(Stored records)

>> begin

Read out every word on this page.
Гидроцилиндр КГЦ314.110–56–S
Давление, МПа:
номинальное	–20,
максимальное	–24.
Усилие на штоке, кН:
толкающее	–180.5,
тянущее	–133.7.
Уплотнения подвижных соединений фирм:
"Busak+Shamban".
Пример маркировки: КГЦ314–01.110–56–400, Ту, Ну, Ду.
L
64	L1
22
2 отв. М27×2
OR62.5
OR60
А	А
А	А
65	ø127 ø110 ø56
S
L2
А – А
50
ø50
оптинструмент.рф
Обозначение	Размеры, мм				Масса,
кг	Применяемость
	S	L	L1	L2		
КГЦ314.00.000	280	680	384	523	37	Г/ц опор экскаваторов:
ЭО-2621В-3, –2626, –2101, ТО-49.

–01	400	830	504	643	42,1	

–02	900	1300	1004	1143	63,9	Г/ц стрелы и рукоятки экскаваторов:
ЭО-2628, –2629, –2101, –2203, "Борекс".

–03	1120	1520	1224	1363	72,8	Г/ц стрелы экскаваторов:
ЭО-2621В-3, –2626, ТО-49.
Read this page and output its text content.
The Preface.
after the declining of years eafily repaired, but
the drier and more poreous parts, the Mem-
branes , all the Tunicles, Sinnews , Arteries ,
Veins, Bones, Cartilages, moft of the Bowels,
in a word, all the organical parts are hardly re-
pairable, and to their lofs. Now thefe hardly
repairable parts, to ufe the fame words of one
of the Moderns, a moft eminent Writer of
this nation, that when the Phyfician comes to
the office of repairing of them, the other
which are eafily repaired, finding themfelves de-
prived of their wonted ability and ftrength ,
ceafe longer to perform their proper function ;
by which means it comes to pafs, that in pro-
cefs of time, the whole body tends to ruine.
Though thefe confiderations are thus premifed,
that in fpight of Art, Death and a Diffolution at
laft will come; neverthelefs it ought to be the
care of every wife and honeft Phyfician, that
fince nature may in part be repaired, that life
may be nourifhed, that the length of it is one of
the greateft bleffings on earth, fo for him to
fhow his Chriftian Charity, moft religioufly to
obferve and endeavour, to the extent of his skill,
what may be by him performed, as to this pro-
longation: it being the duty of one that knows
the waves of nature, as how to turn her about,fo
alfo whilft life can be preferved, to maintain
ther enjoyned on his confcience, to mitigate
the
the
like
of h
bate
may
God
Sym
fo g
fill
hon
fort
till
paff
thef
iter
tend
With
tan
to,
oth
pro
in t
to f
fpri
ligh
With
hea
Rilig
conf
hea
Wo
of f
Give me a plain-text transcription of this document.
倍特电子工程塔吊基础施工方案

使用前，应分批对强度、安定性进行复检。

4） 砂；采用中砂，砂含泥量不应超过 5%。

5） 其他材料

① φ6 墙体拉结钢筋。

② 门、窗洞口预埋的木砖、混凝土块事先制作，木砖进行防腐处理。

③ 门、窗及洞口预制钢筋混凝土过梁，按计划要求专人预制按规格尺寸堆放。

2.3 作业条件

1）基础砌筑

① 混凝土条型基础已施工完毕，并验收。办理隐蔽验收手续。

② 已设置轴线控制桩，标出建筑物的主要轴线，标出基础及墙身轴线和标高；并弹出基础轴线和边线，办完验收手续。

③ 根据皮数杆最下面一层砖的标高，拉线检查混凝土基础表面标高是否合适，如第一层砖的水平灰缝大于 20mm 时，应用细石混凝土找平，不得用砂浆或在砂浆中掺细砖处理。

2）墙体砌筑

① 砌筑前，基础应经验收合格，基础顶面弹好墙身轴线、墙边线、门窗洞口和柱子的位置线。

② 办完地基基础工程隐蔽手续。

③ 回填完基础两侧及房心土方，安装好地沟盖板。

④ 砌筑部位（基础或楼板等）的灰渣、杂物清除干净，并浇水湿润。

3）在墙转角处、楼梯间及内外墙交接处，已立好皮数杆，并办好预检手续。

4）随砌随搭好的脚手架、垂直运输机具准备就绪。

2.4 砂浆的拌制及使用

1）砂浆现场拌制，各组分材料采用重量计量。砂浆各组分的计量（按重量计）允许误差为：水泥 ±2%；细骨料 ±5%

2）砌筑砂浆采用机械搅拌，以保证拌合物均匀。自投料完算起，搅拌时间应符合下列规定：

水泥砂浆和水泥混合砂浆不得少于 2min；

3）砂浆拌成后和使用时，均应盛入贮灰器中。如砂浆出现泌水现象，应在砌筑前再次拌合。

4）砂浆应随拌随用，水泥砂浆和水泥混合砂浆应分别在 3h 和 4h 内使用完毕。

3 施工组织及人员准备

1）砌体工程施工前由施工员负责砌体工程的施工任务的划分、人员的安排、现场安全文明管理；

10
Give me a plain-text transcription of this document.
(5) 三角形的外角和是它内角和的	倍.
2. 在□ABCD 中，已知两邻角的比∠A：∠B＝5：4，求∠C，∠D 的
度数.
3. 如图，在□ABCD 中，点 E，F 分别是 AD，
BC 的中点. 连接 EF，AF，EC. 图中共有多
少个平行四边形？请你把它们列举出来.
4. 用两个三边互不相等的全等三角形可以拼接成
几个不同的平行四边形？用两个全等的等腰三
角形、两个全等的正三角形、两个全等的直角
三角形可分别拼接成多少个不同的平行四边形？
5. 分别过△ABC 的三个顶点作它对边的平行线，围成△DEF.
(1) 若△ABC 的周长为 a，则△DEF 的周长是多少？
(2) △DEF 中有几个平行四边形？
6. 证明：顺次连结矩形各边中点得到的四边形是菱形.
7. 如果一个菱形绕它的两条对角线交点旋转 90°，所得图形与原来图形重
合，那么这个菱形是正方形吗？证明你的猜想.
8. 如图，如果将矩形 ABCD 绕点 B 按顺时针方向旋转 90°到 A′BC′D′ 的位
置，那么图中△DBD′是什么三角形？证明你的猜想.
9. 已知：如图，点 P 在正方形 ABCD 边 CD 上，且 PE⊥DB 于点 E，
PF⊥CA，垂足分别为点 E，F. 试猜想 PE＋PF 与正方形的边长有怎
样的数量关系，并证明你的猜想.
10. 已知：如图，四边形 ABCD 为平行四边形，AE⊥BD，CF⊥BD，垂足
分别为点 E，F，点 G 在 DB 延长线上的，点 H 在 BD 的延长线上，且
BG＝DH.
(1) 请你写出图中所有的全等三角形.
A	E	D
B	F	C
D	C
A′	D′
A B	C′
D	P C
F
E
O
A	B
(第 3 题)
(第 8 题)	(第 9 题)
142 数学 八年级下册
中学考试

>> end

Reproduce each line of the material above precisely.

Read out every word on this page.
Гидроцилиндр КГЦ314.110–56–S
Давление, МПа:
номинальное	–20,
максимальное	–24.
Усилие на штоке, кН:
толкающее	–180.5,
тянущее	–133.7.
Уплотнения подвижных соединений фирм:
"Busak+Shamban".
Пример маркировки: КГЦ314–01.110–56–400, Ту, Ну, Ду.
L
64	L1
22
2 отв. М27×2
OR62.5
OR60
А	А
А	А
65	ø127 ø110 ø56
S
L2
А – А
50
ø50
оптинструмент.рф
Обозначение	Размеры, мм				Масса,
кг	Применяемость
	S	L	L1	L2		
КГЦ314.00.000	280	680	384	523	37	Г/ц опор экскаваторов:
ЭО-2621В-3, –2626, –2101, ТО-49.

–01	400	830	504	643	42,1	

–02	900	1300	1004	1143	63,9	Г/ц стрелы и рукоятки экскаваторов:
ЭО-2628, –2629, –2101, –2203, "Борекс".

–03	1120	1520	1224	1363	72,8	Г/ц стрелы экскаваторов:
ЭО-2621В-3, –2626, ТО-49.
Read this page and output its text content.
The Preface.
after the declining of years eafily repaired, but
the drier and more poreous parts, the Mem-
branes , all the Tunicles, Sinnews , Arteries ,
Veins, Bones, Cartilages, moft of the Bowels,
in a word, all the organical parts are hardly re-
pairable, and to their lofs. Now thefe hardly
repairable parts, to ufe the fame words of one
of the Moderns, a moft eminent Writer of
this nation, that when the Phyfician comes to
the office of repairing of them, the other
which are eafily repaired, finding themfelves de-
prived of their wonted ability and ftrength ,
ceafe longer to perform their proper function ;
by which means it comes to pafs, that in pro-
cefs of time, the whole body tends to ruine.
Though thefe confiderations are thus premifed,
that in fpight of Art, Death and a Diffolution at
laft will come; neverthelefs it ought to be the
care of every wife and honeft Phyfician, that
fince nature may in part be repaired, that life
may be nourifhed, that the length of it is one of
the greateft bleffings on earth, fo for him to
fhow his Chriftian Charity, moft religioufly to
obferve and endeavour, to the extent of his skill,
what may be by him performed, as to this pro-
longation: it being the duty of one that knows
the waves of nature, as how to turn her about,fo
alfo whilft life can be preferved, to maintain
ther enjoyned on his confcience, to mitigate
the
the
like
of h
bate
may
God
Sym
fo g
fill
hon
fort
till
paff
thef
iter
tend
With
tan
to,
oth
pro
in t
to f
fpri
ligh
With
hea
Rilig
conf
hea
Wo
of f
Give me a plain-text transcription of this document.
倍特电子工程塔吊基础施工方案

使用前，应分批对强度、安定性进行复检。

4） 砂；采用中砂，砂含泥量不应超过 5%。

5） 其他材料

① φ6 墙体拉结钢筋。

② 门、窗洞口预埋的木砖、混凝土块事先制作，木砖进行防腐处理。

③ 门、窗及洞口预制钢筋混凝土过梁，按计划要求专人预制按规格尺寸堆放。

2.3 作业条件

1）基础砌筑

① 混凝土条型基础已施工完毕，并验收。办理隐蔽验收手续。

② 已设置轴线控制桩，标出建筑物的主要轴线，标出基础及墙身轴线和标高；并弹出基础轴线和边线，办完验收手续。

③ 根据皮数杆最下面一层砖的标高，拉线检查混凝土基础表面标高是否合适，如第一层砖的水平灰缝大于 20mm 时，应用细石混凝土找平，不得用砂浆或在砂浆中掺细砖处理。

2）墙体砌筑

① 砌筑前，基础应经验收合格，基础顶面弹好墙身轴线、墙边线、门窗洞口和柱子的位置线。

② 办完地基基础工程隐蔽手续。

③ 回填完基础两侧及房心土方，安装好地沟盖板。

④ 砌筑部位（基础或楼板等）的灰渣、杂物清除干净，并浇水湿润。

3）在墙转角处、楼梯间及内外墙交接处，已立好皮数杆，并办好预检手续。

4）随砌随搭好的脚手架、垂直运输机具准备就绪。

2.4 砂浆的拌制及使用

1）砂浆现场拌制，各组分材料采用重量计量。砂浆各组分的计量（按重量计）允许误差为：水泥 ±2%；细骨料 ±5%

2）砌筑砂浆采用机械搅拌，以保证拌合物均匀。自投料完算起，搅拌时间应符合下列规定：

水泥砂浆和水泥混合砂浆不得少于 2min；

3）砂浆拌成后和使用时，均应盛入贮灰器中。如砂浆出现泌水现象，应在砌筑前再次拌合。

4）砂浆应随拌随用，水泥砂浆和水泥混合砂浆应分别在 3h 和 4h 内使用完毕。

3 施工组织及人员准备

1）砌体工程施工前由施工员负责砌体工程的施工任务的划分、人员的安排、现场安全文明管理；

10
Give me a plain-text transcription of this document.
(5) 三角形的外角和是它内角和的	倍.
2. 在□ABCD 中，已知两邻角的比∠A：∠B＝5：4，求∠C，∠D 的
度数.
3. 如图，在□ABCD 中，点 E，F 分别是 AD，
BC 的中点. 连接 EF，AF，EC. 图中共有多
少个平行四边形？请你把它们列举出来.
4. 用两个三边互不相等的全等三角形可以拼接成
几个不同的平行四边形？用两个全等的等腰三
角形、两个全等的正三角形、两个全等的直角
三角形可分别拼接成多少个不同的平行四边形？
5. 分别过△ABC 的三个顶点作它对边的平行线，围成△DEF.
(1) 若△ABC 的周长为 a，则△DEF 的周长是多少？
(2) △DEF 中有几个平行四边形？
6. 证明：顺次连结矩形各边中点得到的四边形是菱形.
7. 如果一个菱形绕它的两条对角线交点旋转 90°，所得图形与原来图形重
合，那么这个菱形是正方形吗？证明你的猜想.
8. 如图，如果将矩形 ABCD 绕点 B 按顺时针方向旋转 90°到 A′BC′D′ 的位
置，那么图中△DBD′是什么三角形？证明你的猜想.
9. 已知：如图，点 P 在正方形 ABCD 边 CD 上，且 PE⊥DB 于点 E，
PF⊥CA，垂足分别为点 E，F. 试猜想 PE＋PF 与正方形的边长有怎
样的数量关系，并证明你的猜想.
10. 已知：如图，四边形 ABCD 为平行四边形，AE⊥BD，CF⊥BD，垂足
分别为点 E，F，点 G 在 DB 延长线上的，点 H 在 BD 的延长线上，且
BG＝DH.
(1) 请你写出图中所有的全等三角形.
A	E	D
B	F	C
D	C
A′	D′
A B	C′
D	P C
F
E
O
A	B
(第 3 题)
(第 8 题)	(第 9 题)
142 数学 八年级下册
中学考试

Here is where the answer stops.